§ Job: Scan the material below for the string "Australia", and copy every line where it shows up.
== Input rows
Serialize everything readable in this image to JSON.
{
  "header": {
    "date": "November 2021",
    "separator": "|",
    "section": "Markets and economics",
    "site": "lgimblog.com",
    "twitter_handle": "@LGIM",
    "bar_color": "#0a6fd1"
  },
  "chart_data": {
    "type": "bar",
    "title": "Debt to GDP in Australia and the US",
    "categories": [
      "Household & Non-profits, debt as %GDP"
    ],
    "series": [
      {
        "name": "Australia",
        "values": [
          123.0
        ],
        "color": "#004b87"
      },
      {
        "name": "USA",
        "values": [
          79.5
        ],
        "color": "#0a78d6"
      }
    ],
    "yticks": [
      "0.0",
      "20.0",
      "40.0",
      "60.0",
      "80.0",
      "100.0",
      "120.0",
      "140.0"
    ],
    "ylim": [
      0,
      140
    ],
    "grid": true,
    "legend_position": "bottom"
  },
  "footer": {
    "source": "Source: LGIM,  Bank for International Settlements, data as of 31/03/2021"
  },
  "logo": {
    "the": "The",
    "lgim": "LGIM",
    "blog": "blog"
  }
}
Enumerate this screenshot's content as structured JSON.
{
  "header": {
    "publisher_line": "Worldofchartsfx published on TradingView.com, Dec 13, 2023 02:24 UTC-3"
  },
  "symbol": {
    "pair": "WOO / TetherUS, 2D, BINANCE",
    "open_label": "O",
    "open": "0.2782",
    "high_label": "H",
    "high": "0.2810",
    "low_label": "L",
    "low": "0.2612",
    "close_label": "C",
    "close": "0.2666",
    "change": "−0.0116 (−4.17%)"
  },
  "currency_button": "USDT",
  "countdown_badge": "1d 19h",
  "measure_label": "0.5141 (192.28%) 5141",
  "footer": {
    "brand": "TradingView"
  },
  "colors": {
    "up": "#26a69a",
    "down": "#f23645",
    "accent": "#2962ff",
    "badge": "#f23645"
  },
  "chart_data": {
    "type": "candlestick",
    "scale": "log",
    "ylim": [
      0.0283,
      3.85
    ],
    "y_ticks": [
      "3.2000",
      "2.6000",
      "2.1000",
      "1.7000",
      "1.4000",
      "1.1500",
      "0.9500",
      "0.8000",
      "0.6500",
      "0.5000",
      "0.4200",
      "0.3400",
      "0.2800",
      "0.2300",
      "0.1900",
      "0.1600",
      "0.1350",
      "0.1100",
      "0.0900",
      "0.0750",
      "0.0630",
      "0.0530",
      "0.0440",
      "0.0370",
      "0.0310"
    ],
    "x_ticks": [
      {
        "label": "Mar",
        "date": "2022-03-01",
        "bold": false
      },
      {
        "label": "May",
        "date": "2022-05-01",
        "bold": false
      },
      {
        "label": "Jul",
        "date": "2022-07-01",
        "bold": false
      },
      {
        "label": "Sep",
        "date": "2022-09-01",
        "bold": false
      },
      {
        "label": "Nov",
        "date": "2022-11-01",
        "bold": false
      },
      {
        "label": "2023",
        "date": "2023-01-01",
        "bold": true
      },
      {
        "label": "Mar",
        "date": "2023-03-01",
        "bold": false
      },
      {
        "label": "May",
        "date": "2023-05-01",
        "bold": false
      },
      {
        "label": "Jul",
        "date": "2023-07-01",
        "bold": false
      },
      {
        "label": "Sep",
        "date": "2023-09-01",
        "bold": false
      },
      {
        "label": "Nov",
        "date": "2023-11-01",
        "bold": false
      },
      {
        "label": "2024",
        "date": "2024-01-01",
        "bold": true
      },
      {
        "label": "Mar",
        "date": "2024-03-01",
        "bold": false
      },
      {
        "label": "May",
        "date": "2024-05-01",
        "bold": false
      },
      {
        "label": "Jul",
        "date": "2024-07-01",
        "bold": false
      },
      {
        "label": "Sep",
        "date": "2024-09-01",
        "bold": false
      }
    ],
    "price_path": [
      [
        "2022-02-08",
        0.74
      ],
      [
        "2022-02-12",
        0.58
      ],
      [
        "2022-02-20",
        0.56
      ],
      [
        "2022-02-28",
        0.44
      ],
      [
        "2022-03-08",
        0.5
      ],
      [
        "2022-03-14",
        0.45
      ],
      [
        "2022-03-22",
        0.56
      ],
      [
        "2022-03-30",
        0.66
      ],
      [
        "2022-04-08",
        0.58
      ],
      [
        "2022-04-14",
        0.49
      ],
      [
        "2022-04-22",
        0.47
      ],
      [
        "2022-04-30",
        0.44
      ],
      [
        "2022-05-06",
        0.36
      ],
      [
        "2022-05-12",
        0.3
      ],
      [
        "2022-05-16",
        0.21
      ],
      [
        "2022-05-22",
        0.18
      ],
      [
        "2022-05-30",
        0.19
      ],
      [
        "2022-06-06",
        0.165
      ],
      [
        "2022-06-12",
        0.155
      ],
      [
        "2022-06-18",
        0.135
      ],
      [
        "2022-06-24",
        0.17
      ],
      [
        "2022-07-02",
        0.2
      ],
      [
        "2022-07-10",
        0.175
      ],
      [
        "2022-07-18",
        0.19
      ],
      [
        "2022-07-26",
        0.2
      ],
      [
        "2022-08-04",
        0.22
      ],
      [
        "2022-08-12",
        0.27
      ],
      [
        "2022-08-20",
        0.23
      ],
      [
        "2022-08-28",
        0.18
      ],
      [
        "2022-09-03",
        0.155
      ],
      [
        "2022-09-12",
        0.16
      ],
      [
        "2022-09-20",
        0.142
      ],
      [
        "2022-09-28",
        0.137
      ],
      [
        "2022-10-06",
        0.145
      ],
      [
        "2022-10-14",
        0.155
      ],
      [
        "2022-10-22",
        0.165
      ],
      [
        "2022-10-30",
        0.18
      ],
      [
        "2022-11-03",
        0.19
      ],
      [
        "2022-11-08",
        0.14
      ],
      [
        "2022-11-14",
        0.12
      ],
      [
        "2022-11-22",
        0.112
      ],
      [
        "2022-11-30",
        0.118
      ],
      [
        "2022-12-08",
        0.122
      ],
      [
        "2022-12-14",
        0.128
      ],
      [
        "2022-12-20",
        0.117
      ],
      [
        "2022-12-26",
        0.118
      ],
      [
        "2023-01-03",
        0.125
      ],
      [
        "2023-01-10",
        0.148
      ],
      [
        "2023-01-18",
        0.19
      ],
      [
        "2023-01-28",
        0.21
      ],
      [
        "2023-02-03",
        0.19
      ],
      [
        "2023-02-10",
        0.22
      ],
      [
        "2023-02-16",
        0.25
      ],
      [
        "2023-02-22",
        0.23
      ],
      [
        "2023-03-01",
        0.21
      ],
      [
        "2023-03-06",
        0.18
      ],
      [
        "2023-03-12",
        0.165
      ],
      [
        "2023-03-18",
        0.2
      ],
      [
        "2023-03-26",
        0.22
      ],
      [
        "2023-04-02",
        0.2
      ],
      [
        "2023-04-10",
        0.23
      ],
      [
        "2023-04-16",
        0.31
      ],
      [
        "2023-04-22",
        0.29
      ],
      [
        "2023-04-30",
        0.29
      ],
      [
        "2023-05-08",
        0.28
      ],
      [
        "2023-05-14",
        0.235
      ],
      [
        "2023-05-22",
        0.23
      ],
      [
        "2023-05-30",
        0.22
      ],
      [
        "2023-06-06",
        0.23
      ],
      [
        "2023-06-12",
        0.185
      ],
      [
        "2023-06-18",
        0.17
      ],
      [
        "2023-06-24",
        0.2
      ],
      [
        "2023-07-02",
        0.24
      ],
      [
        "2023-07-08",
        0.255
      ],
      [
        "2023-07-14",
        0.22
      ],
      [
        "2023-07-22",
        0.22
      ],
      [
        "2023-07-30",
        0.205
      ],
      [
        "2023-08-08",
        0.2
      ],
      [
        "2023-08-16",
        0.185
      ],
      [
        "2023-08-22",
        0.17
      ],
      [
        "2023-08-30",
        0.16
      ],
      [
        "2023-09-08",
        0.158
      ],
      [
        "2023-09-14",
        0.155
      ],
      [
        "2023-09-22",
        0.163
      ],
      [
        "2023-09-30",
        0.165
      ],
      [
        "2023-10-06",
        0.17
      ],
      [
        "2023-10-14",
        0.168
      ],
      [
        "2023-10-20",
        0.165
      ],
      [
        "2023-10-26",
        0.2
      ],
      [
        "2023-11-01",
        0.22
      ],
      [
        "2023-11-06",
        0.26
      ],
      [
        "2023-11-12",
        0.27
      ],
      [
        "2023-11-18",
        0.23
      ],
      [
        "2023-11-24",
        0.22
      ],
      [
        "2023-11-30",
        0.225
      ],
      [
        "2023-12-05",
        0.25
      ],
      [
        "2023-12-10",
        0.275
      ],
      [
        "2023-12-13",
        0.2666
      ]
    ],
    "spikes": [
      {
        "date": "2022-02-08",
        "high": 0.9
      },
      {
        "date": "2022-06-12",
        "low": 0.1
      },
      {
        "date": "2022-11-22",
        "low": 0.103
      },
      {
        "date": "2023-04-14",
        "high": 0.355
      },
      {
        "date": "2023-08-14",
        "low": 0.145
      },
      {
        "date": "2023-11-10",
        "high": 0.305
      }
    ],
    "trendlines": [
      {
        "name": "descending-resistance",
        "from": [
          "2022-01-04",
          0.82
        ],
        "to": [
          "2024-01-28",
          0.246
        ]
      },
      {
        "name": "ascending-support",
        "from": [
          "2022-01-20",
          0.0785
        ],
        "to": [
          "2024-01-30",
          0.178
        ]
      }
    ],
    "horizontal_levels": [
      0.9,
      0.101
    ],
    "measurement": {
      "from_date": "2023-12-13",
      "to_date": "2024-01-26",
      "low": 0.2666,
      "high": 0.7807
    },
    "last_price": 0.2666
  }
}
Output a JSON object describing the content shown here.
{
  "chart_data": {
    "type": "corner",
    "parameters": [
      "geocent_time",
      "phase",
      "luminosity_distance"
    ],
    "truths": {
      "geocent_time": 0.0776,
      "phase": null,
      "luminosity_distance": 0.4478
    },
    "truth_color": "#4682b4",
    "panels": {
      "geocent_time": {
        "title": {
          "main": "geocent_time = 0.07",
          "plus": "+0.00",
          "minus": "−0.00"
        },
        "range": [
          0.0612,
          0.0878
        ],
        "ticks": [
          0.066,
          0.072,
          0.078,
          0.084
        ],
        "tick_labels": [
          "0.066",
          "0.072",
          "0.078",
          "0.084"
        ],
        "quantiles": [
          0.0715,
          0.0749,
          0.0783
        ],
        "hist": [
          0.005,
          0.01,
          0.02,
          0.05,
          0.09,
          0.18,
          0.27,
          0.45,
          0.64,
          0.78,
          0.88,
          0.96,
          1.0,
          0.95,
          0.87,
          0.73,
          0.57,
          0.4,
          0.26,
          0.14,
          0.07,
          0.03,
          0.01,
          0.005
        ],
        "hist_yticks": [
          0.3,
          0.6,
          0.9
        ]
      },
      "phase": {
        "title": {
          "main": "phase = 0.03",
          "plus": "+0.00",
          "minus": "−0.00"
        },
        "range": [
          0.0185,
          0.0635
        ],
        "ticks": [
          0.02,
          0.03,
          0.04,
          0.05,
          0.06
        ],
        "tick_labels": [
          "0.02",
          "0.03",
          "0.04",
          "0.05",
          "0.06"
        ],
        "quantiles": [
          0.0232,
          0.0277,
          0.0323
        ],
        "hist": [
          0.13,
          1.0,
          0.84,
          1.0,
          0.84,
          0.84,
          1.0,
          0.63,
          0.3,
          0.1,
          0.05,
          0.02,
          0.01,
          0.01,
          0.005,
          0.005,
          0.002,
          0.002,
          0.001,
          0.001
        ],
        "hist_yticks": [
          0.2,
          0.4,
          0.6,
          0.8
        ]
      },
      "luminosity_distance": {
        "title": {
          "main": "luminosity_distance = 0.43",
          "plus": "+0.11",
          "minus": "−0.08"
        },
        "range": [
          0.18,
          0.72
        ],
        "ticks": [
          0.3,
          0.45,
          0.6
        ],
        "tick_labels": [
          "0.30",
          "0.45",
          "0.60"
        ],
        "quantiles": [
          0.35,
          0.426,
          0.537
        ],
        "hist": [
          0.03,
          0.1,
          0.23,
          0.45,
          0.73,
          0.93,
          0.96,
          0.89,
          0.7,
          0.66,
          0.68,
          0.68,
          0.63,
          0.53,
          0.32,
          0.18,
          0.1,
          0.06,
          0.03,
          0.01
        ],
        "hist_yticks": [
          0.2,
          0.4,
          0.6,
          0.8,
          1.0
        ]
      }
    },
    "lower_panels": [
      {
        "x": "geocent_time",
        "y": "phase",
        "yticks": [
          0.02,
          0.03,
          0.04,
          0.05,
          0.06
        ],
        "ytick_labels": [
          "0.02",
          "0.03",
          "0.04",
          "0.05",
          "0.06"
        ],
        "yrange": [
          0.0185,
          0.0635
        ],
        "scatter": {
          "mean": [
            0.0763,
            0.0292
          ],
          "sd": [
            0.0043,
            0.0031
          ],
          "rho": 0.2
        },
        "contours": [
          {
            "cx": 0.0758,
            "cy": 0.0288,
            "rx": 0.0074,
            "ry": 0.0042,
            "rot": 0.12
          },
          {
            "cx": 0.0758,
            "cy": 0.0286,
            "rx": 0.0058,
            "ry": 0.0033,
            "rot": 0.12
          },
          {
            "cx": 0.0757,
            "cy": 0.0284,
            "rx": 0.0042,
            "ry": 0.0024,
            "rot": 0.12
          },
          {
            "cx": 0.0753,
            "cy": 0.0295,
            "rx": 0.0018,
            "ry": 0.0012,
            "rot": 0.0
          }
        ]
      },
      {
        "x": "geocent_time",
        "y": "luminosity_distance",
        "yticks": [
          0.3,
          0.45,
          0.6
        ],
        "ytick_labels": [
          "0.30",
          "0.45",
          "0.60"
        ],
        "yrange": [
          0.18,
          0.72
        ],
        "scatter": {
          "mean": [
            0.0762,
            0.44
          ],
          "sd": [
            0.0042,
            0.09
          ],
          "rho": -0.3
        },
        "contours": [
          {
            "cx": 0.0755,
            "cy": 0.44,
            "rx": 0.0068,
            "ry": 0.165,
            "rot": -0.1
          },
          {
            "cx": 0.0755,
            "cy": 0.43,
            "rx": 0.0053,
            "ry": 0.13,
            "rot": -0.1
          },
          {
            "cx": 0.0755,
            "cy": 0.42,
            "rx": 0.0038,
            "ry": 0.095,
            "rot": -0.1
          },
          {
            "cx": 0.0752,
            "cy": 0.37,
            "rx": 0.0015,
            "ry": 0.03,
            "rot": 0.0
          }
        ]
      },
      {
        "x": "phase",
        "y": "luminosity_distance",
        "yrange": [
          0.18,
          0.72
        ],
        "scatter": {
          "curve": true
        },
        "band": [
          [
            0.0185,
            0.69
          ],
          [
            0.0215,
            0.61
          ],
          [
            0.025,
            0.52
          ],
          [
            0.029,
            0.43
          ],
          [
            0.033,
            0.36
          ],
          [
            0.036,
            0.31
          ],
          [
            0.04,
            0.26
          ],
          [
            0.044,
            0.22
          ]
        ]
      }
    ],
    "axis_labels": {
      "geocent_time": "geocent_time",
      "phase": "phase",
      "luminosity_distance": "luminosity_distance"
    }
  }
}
====
§ Exercise result:
    "title": "Debt to GDP in Australia and the US",
        "name": "Australia",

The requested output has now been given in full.